(Stored data)
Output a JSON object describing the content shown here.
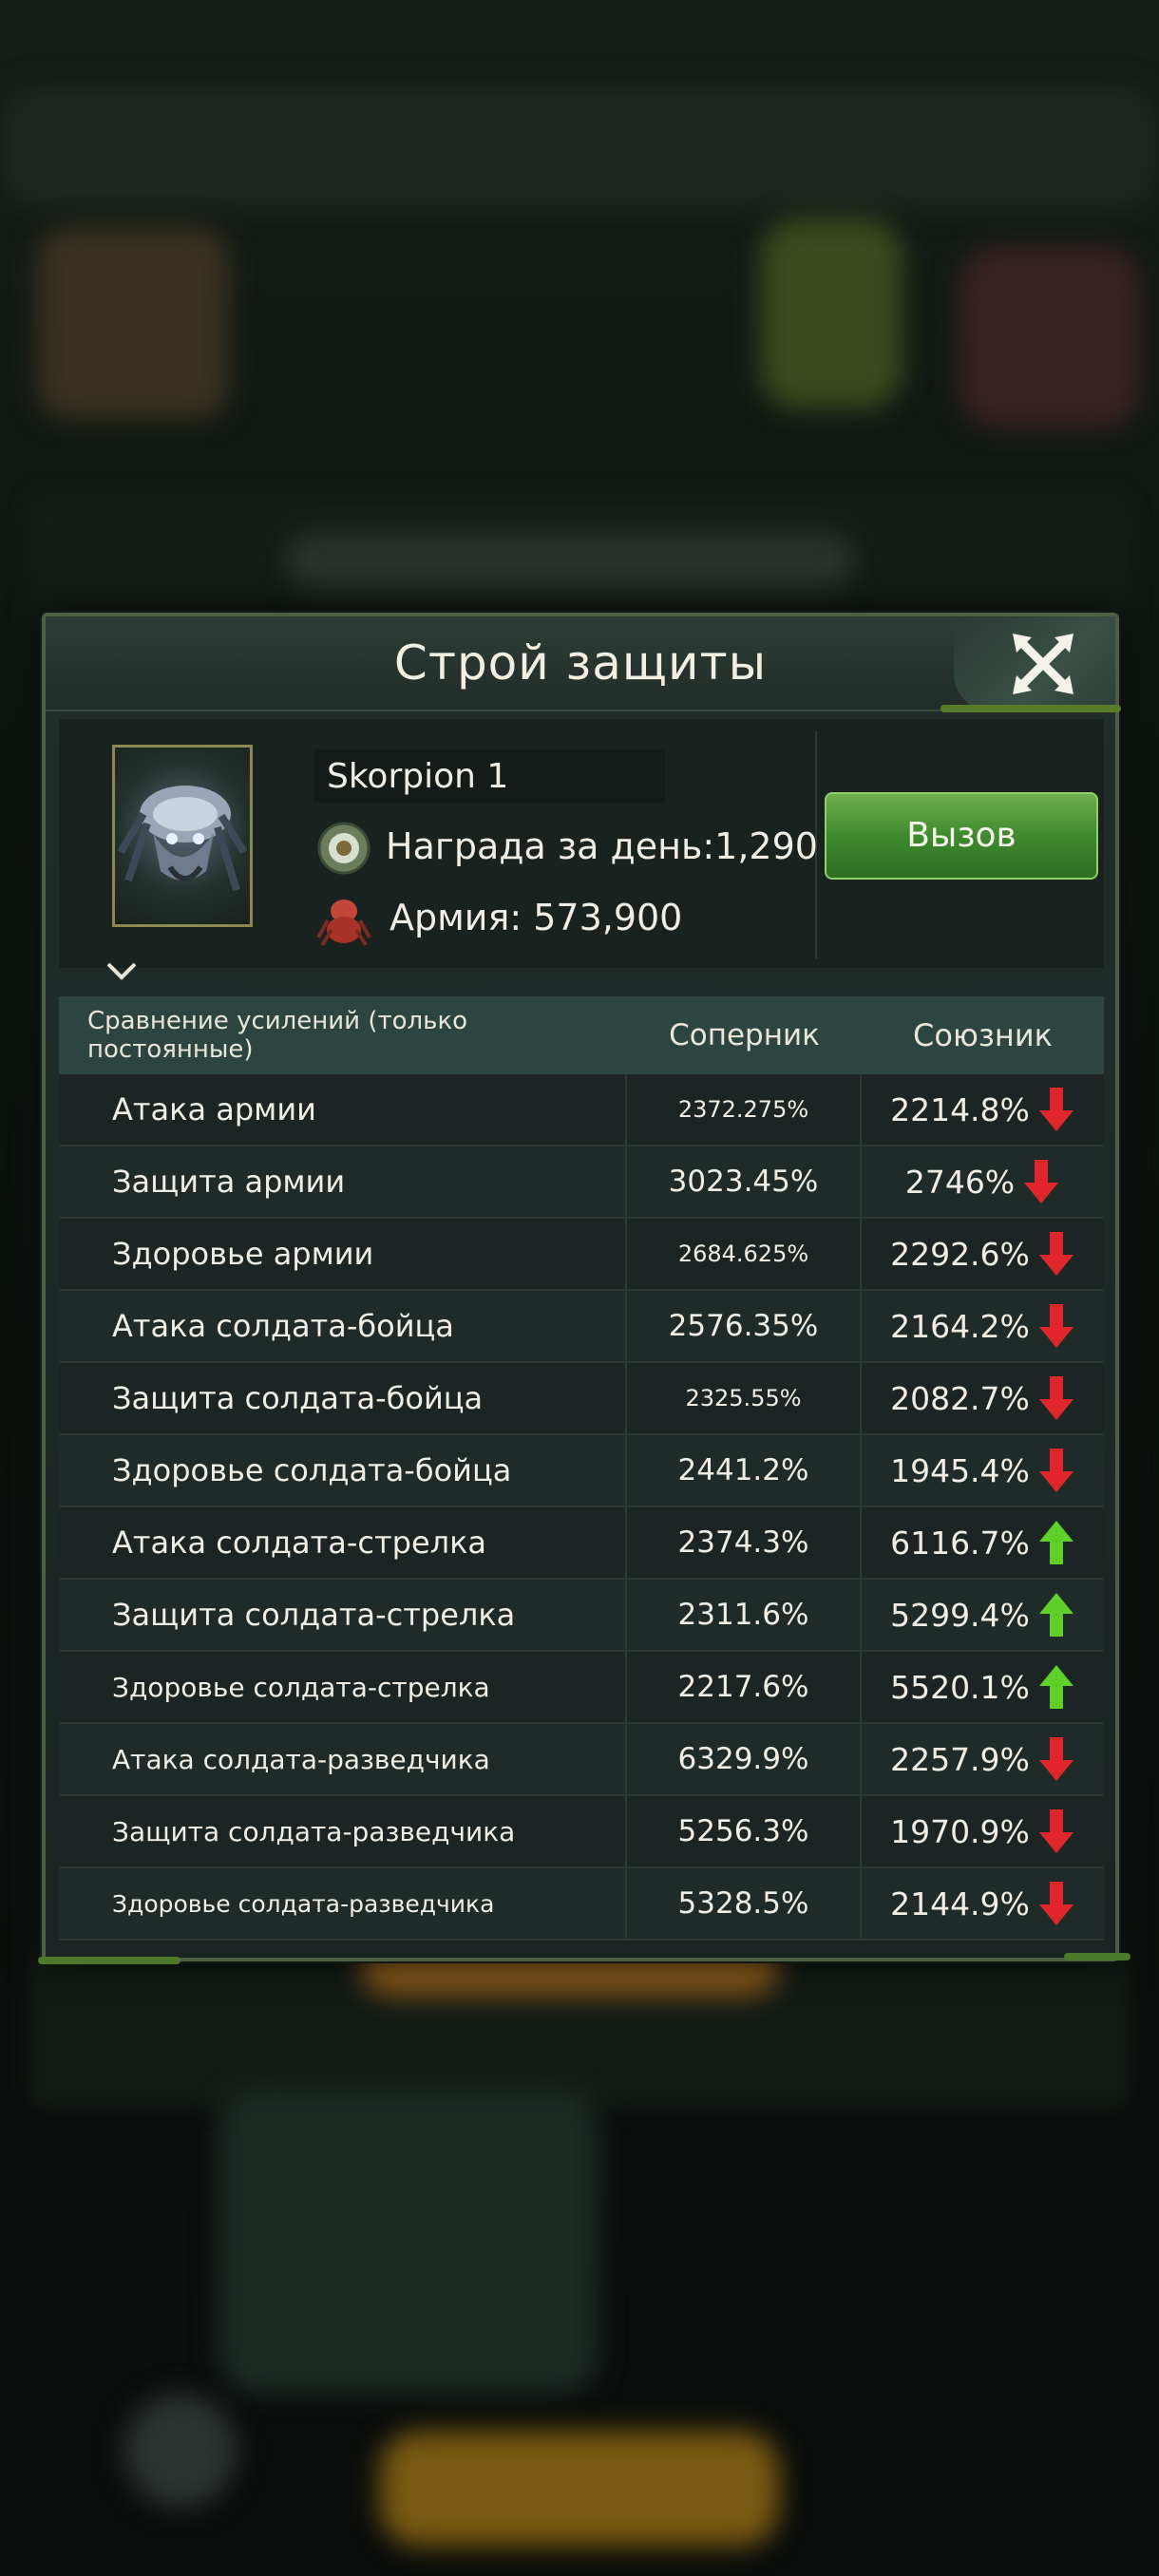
{
  "dialog": {
    "title": "Строй защиты",
    "name": "Skorpion 1",
    "reward": "Награда за день:1,290",
    "army": "Армия: 573,900",
    "challenge_label": "Вызов"
  },
  "table": {
    "headers": [
      "Сравнение усилений (только постоянные)",
      "Соперник",
      "Союзник"
    ],
    "rows": [
      {
        "label": "Атака армии",
        "rival": "2372.275%",
        "ally": "2214.8%",
        "trend": "down"
      },
      {
        "label": "Защита армии",
        "rival": "3023.45%",
        "ally": "2746%",
        "trend": "down"
      },
      {
        "label": "Здоровье армии",
        "rival": "2684.625%",
        "ally": "2292.6%",
        "trend": "down"
      },
      {
        "label": "Атака солдата-бойца",
        "rival": "2576.35%",
        "ally": "2164.2%",
        "trend": "down"
      },
      {
        "label": "Защита солдата-бойца",
        "rival": "2325.55%",
        "ally": "2082.7%",
        "trend": "down"
      },
      {
        "label": "Здоровье солдата-бойца",
        "rival": "2441.2%",
        "ally": "1945.4%",
        "trend": "down"
      },
      {
        "label": "Атака солдата-стрелка",
        "rival": "2374.3%",
        "ally": "6116.7%",
        "trend": "up"
      },
      {
        "label": "Защита солдата-стрелка",
        "rival": "2311.6%",
        "ally": "5299.4%",
        "trend": "up"
      },
      {
        "label": "Здоровье солдата-стрелка",
        "rival": "2217.6%",
        "ally": "5520.1%",
        "trend": "up"
      },
      {
        "label": "Атака солдата-разведчика",
        "rival": "6329.9%",
        "ally": "2257.9%",
        "trend": "down"
      },
      {
        "label": "Защита солдата-разведчика",
        "rival": "5256.3%",
        "ally": "1970.9%",
        "trend": "down"
      },
      {
        "label": "Здоровье солдата-разведчика",
        "rival": "5328.5%",
        "ally": "2144.9%",
        "trend": "down"
      }
    ]
  },
  "colors": {
    "up": "#5fcf2a",
    "down": "#e0262a",
    "accent": "#4c8a32"
  }
}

## Do this
Transcribe all of the material exactly, leaving out whatever pictures it contains.

## The answer
Output a JSON object describing the content shown here.
{
  "dialog": {
    "title": "Строй защиты",
    "name": "Skorpion 1",
    "reward": "Награда за день:1,290",
    "army": "Армия: 573,900",
    "challenge_label": "Вызов"
  },
  "table": {
    "headers": [
      "Сравнение усилений (только постоянные)",
      "Соперник",
      "Союзник"
    ],
    "rows": [
      {
        "label": "Атака армии",
        "rival": "2372.275%",
        "ally": "2214.8%",
        "trend": "down"
      },
      {
        "label": "Защита армии",
        "rival": "3023.45%",
        "ally": "2746%",
        "trend": "down"
      },
      {
        "label": "Здоровье армии",
        "rival": "2684.625%",
        "ally": "2292.6%",
        "trend": "down"
      },
      {
        "label": "Атака солдата-бойца",
        "rival": "2576.35%",
        "ally": "2164.2%",
        "trend": "down"
      },
      {
        "label": "Защита солдата-бойца",
        "rival": "2325.55%",
        "ally": "2082.7%",
        "trend": "down"
      },
      {
        "label": "Здоровье солдата-бойца",
        "rival": "2441.2%",
        "ally": "1945.4%",
        "trend": "down"
      },
      {
        "label": "Атака солдата-стрелка",
        "rival": "2374.3%",
        "ally": "6116.7%",
        "trend": "up"
      },
      {
        "label": "Защита солдата-стрелка",
        "rival": "2311.6%",
        "ally": "5299.4%",
        "trend": "up"
      },
      {
        "label": "Здоровье солдата-стрелка",
        "rival": "2217.6%",
        "ally": "5520.1%",
        "trend": "up"
      },
      {
        "label": "Атака солдата-разведчика",
        "rival": "6329.9%",
        "ally": "2257.9%",
        "trend": "down"
      },
      {
        "label": "Защита солдата-разведчика",
        "rival": "5256.3%",
        "ally": "1970.9%",
        "trend": "down"
      },
      {
        "label": "Здоровье солдата-разведчика",
        "rival": "5328.5%",
        "ally": "2144.9%",
        "trend": "down"
      }
    ]
  },
  "colors": {
    "up": "#5fcf2a",
    "down": "#e0262a",
    "accent": "#4c8a32"
  }
}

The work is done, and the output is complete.